::: DATA FOR PROCESSING

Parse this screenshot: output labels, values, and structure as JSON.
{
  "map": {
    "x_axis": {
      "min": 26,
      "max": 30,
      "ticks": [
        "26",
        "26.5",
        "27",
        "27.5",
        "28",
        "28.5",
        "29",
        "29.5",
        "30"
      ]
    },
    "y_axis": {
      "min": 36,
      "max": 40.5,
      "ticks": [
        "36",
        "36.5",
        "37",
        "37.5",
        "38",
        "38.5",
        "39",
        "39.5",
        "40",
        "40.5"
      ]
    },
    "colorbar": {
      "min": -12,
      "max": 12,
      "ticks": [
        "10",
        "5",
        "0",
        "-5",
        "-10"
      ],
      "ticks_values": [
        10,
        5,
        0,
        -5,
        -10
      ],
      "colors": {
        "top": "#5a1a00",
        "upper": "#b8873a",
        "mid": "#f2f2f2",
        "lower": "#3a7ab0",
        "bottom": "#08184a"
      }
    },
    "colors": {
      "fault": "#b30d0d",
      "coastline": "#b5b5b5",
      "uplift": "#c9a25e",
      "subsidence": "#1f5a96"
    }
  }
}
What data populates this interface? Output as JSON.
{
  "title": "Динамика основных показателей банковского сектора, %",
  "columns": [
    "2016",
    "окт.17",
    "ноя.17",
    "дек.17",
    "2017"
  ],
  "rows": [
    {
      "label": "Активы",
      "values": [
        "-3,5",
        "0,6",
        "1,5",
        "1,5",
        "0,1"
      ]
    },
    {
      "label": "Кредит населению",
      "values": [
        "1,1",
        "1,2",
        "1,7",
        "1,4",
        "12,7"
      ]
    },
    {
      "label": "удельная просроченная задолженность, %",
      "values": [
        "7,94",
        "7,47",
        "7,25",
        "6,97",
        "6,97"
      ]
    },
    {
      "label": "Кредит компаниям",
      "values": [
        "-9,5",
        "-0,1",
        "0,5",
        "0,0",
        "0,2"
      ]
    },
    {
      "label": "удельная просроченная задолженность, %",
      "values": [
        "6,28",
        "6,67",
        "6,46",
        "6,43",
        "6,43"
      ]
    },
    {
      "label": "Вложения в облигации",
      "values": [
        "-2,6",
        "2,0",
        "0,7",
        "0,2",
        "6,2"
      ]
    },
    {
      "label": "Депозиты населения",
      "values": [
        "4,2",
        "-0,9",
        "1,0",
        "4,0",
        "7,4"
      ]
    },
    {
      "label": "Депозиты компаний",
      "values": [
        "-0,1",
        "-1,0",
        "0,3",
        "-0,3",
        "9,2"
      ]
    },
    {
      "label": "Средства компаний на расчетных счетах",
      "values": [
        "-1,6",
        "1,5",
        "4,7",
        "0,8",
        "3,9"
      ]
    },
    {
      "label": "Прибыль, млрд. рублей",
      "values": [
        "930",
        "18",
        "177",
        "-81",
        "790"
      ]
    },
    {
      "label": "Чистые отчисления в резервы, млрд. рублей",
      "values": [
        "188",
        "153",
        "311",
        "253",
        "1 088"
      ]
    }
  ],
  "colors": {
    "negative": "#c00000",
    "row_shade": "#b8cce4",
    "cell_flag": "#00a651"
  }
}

::::::

- _PROBLEM_
Above are some records; repeat all of them exactly.

- _TASK RESULT_
Parse this screenshot: output labels, values, and structure as JSON.
{
  "map": {
    "x_axis": {
      "min": 26,
      "max": 30,
      "ticks": [
        "26",
        "26.5",
        "27",
        "27.5",
        "28",
        "28.5",
        "29",
        "29.5",
        "30"
      ]
    },
    "y_axis": {
      "min": 36,
      "max": 40.5,
      "ticks": [
        "36",
        "36.5",
        "37",
        "37.5",
        "38",
        "38.5",
        "39",
        "39.5",
        "40",
        "40.5"
      ]
    },
    "colorbar": {
      "min": -12,
      "max": 12,
      "ticks": [
        "10",
        "5",
        "0",
        "-5",
        "-10"
      ],
      "ticks_values": [
        10,
        5,
        0,
        -5,
        -10
      ],
      "colors": {
        "top": "#5a1a00",
        "upper": "#b8873a",
        "mid": "#f2f2f2",
        "lower": "#3a7ab0",
        "bottom": "#08184a"
      }
    },
    "colors": {
      "fault": "#b30d0d",
      "coastline": "#b5b5b5",
      "uplift": "#c9a25e",
      "subsidence": "#1f5a96"
    }
  }
}
What data populates this interface? Output as JSON.
{
  "title": "Динамика основных показателей банковского сектора, %",
  "columns": [
    "2016",
    "окт.17",
    "ноя.17",
    "дек.17",
    "2017"
  ],
  "rows": [
    {
      "label": "Активы",
      "values": [
        "-3,5",
        "0,6",
        "1,5",
        "1,5",
        "0,1"
      ]
    },
    {
      "label": "Кредит населению",
      "values": [
        "1,1",
        "1,2",
        "1,7",
        "1,4",
        "12,7"
      ]
    },
    {
      "label": "удельная просроченная задолженность, %",
      "values": [
        "7,94",
        "7,47",
        "7,25",
        "6,97",
        "6,97"
      ]
    },
    {
      "label": "Кредит компаниям",
      "values": [
        "-9,5",
        "-0,1",
        "0,5",
        "0,0",
        "0,2"
      ]
    },
    {
      "label": "удельная просроченная задолженность, %",
      "values": [
        "6,28",
        "6,67",
        "6,46",
        "6,43",
        "6,43"
      ]
    },
    {
      "label": "Вложения в облигации",
      "values": [
        "-2,6",
        "2,0",
        "0,7",
        "0,2",
        "6,2"
      ]
    },
    {
      "label": "Депозиты населения",
      "values": [
        "4,2",
        "-0,9",
        "1,0",
        "4,0",
        "7,4"
      ]
    },
    {
      "label": "Депозиты компаний",
      "values": [
        "-0,1",
        "-1,0",
        "0,3",
        "-0,3",
        "9,2"
      ]
    },
    {
      "label": "Средства компаний на расчетных счетах",
      "values": [
        "-1,6",
        "1,5",
        "4,7",
        "0,8",
        "3,9"
      ]
    },
    {
      "label": "Прибыль, млрд. рублей",
      "values": [
        "930",
        "18",
        "177",
        "-81",
        "790"
      ]
    },
    {
      "label": "Чистые отчисления в резервы, млрд. рублей",
      "values": [
        "188",
        "153",
        "311",
        "253",
        "1 088"
      ]
    }
  ],
  "colors": {
    "negative": "#c00000",
    "row_shade": "#b8cce4",
    "cell_flag": "#00a651"
  }
}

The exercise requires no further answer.